• What is needed: Tell me how many lines hold "Region", please, using only the number.

• Recorded information:
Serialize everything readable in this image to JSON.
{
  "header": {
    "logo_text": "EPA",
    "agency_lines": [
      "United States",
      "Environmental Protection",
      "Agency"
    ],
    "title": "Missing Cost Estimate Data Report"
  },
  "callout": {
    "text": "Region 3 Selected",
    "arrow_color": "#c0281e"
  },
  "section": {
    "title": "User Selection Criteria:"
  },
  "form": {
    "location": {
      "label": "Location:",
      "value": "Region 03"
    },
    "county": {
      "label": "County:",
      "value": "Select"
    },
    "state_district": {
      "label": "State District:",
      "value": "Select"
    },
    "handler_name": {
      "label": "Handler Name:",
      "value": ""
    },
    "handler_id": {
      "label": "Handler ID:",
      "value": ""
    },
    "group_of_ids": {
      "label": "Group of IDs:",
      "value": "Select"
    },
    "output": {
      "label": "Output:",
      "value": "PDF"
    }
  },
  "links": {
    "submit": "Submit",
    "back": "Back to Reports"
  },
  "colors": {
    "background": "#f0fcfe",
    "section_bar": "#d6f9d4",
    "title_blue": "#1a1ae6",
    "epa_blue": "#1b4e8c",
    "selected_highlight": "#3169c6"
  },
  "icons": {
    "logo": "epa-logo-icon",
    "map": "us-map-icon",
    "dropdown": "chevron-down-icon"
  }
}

• Complete answer: 2